__Required work__. Repeat word for word the lines from the one holding "What does this" through the end, both ends included, and leave out every picture.

__Dataset rows__.
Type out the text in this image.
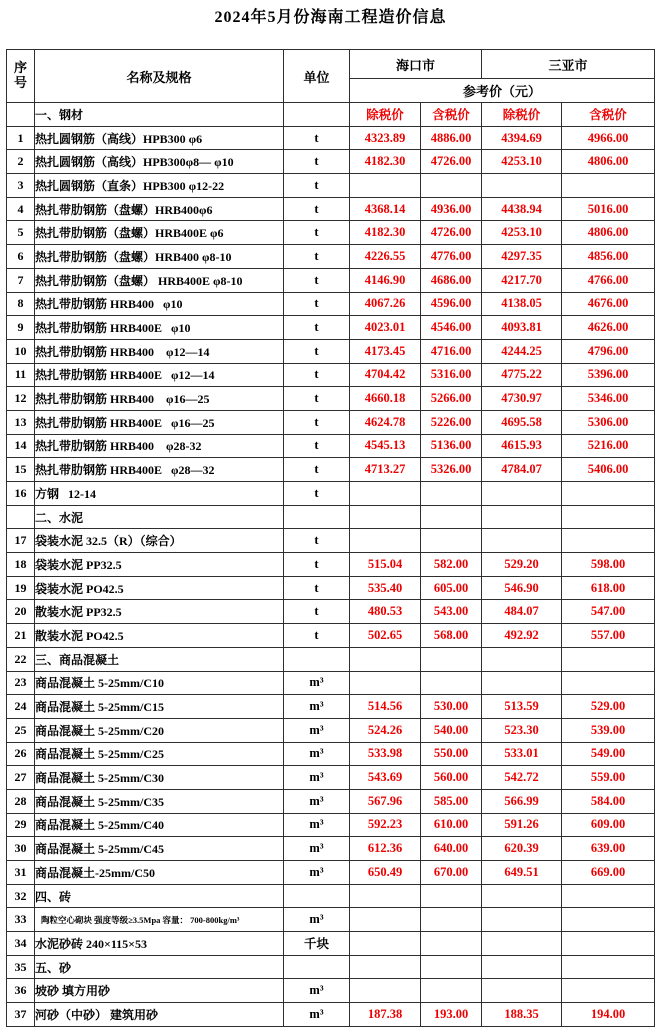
2024年5月份海南工程造价信息
序
号	名称及规格	单位	海口市		三亚市	
			参考价（元）			
	一、钢材		除税价	含税价	除税价	含税价
1	热扎圆钢筋（高线）HPB300 φ6	t	4323.89	4886.00	4394.69	4966.00
2	热扎圆钢筋（高线）HPB300φ8— φ10	t	4182.30	4726.00	4253.10	4806.00
3	热扎圆钢筋（直条）HPB300 φ12-22	t				
4	热扎带肋钢筋（盘螺）HRB400φ6	t	4368.14	4936.00	4438.94	5016.00
5	热扎带肋钢筋（盘螺）HRB400E φ6	t	4182.30	4726.00	4253.10	4806.00
6	热扎带肋钢筋（盘螺）HRB400 φ8-10	t	4226.55	4776.00	4297.35	4856.00
7	热扎带肋钢筋（盘螺） HRB400E φ8-10	t	4146.90	4686.00	4217.70	4766.00
8	热扎带肋钢筋 HRB400   φ10	t	4067.26	4596.00	4138.05	4676.00
9	热扎带肋钢筋 HRB400E   φ10	t	4023.01	4546.00	4093.81	4626.00
10	热扎带肋钢筋 HRB400    φ12—14	t	4173.45	4716.00	4244.25	4796.00
11	热扎带肋钢筋 HRB400E   φ12—14	t	4704.42	5316.00	4775.22	5396.00
12	热扎带肋钢筋 HRB400    φ16—25	t	4660.18	5266.00	4730.97	5346.00
13	热扎带肋钢筋 HRB400E   φ16—25	t	4624.78	5226.00	4695.58	5306.00
14	热扎带肋钢筋 HRB400    φ28-32	t	4545.13	5136.00	4615.93	5216.00
15	热扎带肋钢筋 HRB400E   φ28—32	t	4713.27	5326.00	4784.07	5406.00
16	方钢   12-14	t				
	二、水泥					
17	袋装水泥 32.5（R）（综合）	t				
18	袋装水泥 PP32.5	t	515.04	582.00	529.20	598.00
19	袋装水泥 PO42.5	t	535.40	605.00	546.90	618.00
20	散装水泥 PP32.5	t	480.53	543.00	484.07	547.00
21	散装水泥 PO42.5	t	502.65	568.00	492.92	557.00
22	三、商品混凝土					
23	商品混凝土 5-25mm/C10	m³				
24	商品混凝土 5-25mm/C15	m³	514.56	530.00	513.59	529.00
25	商品混凝土 5-25mm/C20	m³	524.26	540.00	523.30	539.00
26	商品混凝土 5-25mm/C25	m³	533.98	550.00	533.01	549.00
27	商品混凝土 5-25mm/C30	m³	543.69	560.00	542.72	559.00
28	商品混凝土 5-25mm/C35	m³	567.96	585.00	566.99	584.00
29	商品混凝土 5-25mm/C40	m³	592.23	610.00	591.26	609.00
30	商品混凝土 5-25mm/C45	m³	612.36	640.00	620.39	639.00
31	商品混凝土-25mm/C50	m³	650.49	670.00	649.51	669.00
32	四、砖					
33	陶粒空心砌块 强度等级≥3.5Mpa 容量： 700-800kg/m³	m³				
34	水泥砂砖 240×115×53	千块				
35	五、砂					
36	坡砂 填方用砂	m³				
37	河砂（中砂） 建筑用砂	m³	187.38	193.00	188.35	194.00
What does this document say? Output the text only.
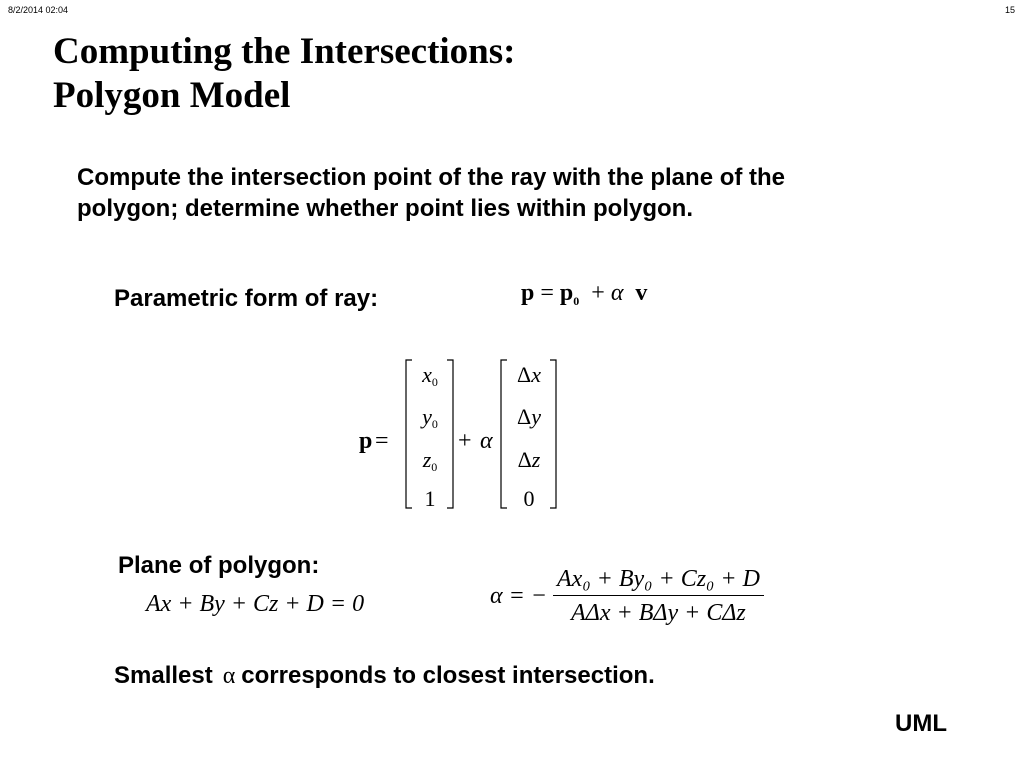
8/2/2014 02:04	15
Computing the Intersections:
Polygon Model
Compute the intersection point of the ray with the plane of the
polygon; determine whether point lies within polygon.
Parametric form of ray:	$p = p_0 + \alpha$ v
p =	+ α
x0
y0
z0
1
Δx
Δy
Δz
0
Plane of polygon:
Ax + By + Cz + D = 0	α = − $\frac{\text{Ax₀ + By₀ + Cz₀ + D}}{\text{AΔx + BΔy + CΔz}}$
Smallest α corresponds to closest intersection.
UML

__Result of this task__.
What does this document say? Output the text only.
8/2/2014 02:04	15
Computing the Intersections:
Polygon Model
Compute the intersection point of the ray with the plane of the
polygon; determine whether point lies within polygon.
Parametric form of ray:	$p = p_0 + \alpha$ v
p =	+ α
x0
y0
z0
1
Δx
Δy
Δz
0
Plane of polygon:
Ax + By + Cz + D = 0	α = − $\frac{\text{Ax₀ + By₀ + Cz₀ + D}}{\text{AΔx + BΔy + CΔz}}$
Smallest α corresponds to closest intersection.
UML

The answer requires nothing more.